• _Written exercise 1_: List every checklist item in the pull request below.

• _Provided passage_:
* * * * * * *

Fix test suite hang by reordering shutdown: stop event publishers before AsyncService and destroy Flowable after app shutdown by yan-3005 · Pull Request #26160 · open-metadata/OpenMetadata

yan-3005 · 2026-02-28T06:25:52Z

Describe your changes:

Fixes

I worked on ... because ...

Type of change:

Checklist:

I have read the CONTRIBUTING document.
My PR title is Fixes <issue-number>: <short explanation>
I have commented on my code, particularly in hard-to-understand areas.
For JSON Schema changes: I updated the migration scripts or explained why it is not needed.

Summary by Gitar

Shutdown ordering fix for test hang:
- Moved Flowable ProcessEngine destruction after Dropwizard app shutdown in TestSuiteBootstrap.cleanup()
- Reordered event publishers/schedulers before AsyncService shutdown in OpenMetadataApplication.stop()

* * * * * * *

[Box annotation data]
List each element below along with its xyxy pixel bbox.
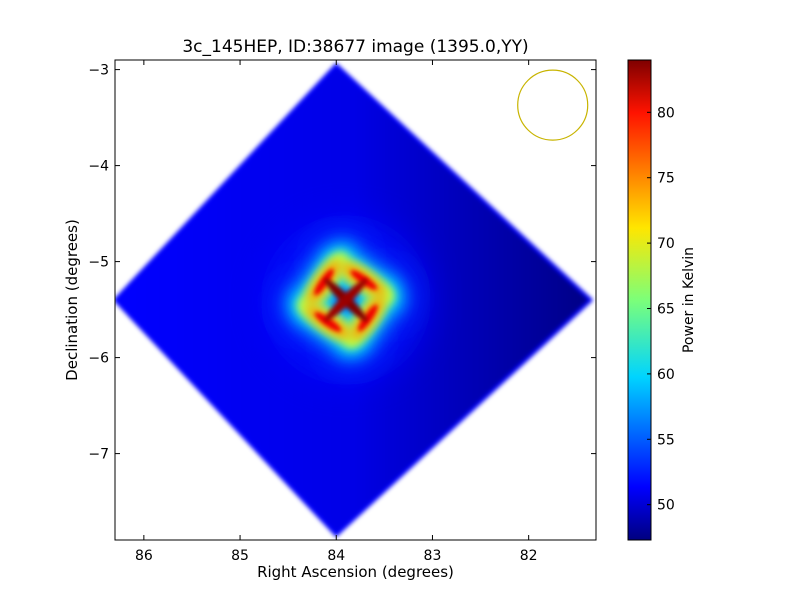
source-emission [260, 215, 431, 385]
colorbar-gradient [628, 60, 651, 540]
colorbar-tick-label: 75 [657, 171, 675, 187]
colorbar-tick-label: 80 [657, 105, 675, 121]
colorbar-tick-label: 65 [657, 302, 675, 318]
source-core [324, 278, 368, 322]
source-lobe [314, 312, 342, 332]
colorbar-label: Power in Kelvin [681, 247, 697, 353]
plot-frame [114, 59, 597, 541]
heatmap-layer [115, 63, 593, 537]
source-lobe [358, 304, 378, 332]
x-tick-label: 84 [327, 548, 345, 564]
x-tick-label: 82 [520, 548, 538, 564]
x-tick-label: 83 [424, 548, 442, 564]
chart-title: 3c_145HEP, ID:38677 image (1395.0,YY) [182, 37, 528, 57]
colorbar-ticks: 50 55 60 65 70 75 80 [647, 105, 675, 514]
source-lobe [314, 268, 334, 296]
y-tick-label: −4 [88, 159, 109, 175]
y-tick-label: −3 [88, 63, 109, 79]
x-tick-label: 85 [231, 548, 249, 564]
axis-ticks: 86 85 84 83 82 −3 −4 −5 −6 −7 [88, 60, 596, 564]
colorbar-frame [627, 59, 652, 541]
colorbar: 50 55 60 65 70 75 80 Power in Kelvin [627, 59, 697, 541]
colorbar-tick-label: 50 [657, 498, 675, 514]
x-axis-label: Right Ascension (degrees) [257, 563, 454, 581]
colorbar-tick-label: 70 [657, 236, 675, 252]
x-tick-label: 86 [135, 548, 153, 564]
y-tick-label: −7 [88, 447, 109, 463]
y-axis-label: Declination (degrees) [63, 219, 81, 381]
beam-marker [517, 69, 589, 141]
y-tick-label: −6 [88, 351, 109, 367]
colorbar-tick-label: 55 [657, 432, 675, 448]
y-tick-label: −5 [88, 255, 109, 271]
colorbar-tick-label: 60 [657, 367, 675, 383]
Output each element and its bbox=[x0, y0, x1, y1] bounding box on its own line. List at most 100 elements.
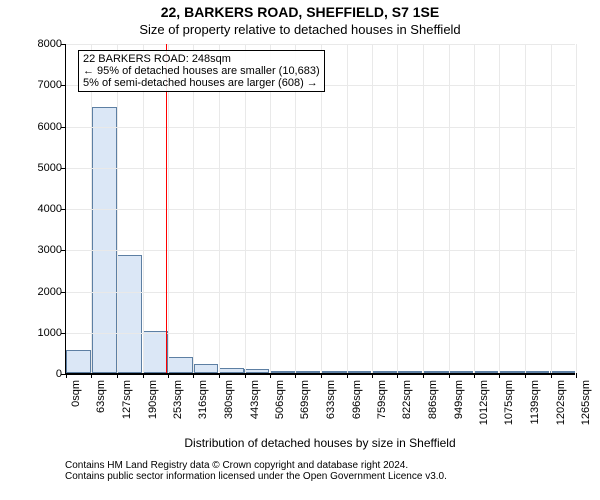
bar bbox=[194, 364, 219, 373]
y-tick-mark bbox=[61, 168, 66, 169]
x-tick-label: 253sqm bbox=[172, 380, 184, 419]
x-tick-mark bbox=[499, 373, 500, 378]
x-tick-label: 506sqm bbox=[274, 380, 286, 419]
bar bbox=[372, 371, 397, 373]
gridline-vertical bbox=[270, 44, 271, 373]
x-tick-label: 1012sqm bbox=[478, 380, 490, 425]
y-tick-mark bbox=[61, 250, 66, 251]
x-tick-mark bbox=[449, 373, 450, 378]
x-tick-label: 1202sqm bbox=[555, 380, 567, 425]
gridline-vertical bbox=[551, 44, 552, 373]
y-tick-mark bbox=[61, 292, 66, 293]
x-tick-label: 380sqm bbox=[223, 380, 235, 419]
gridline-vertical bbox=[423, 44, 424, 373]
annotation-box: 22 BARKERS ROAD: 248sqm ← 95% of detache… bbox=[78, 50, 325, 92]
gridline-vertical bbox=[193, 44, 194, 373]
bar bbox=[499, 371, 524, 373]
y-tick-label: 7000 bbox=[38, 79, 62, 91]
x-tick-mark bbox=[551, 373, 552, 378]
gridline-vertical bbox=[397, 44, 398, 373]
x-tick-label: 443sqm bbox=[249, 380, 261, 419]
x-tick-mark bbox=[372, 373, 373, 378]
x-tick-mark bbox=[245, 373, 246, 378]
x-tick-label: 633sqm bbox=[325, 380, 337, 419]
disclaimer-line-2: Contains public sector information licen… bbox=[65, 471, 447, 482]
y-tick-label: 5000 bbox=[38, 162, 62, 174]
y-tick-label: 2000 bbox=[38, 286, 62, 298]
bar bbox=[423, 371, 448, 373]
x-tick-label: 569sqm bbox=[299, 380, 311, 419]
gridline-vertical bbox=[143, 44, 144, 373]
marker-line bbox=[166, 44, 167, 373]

* * * * * * *

• _Written exercise 2_: Copy the lines of the records above from the line with "bar bbox=[194, 364, 219, 373]" to the line with "gridline-vertical bbox=[551, 44, 552, 373]", including both.

• _Written reply 1_:
- I have read the CONTRIBUTING document.
- My PR title is Fixes <issue-number>: <short explanation>
- I have commented on my code, particularly in hard-to-understand areas.
- For JSON Schema changes: I updated the migration scripts or explained why it is not needed.

• _Written reply 2_:
bar bbox=[194, 364, 219, 373]
y-tick-mark bbox=[61, 168, 66, 169]
x-tick-label: 253sqm bbox=[172, 380, 184, 419]
x-tick-mark bbox=[499, 373, 500, 378]
x-tick-label: 506sqm bbox=[274, 380, 286, 419]
bar bbox=[372, 371, 397, 373]
gridline-vertical bbox=[270, 44, 271, 373]
x-tick-label: 1012sqm bbox=[478, 380, 490, 425]
y-tick-mark bbox=[61, 250, 66, 251]
x-tick-mark bbox=[449, 373, 450, 378]
x-tick-label: 1202sqm bbox=[555, 380, 567, 425]
gridline-vertical bbox=[551, 44, 552, 373]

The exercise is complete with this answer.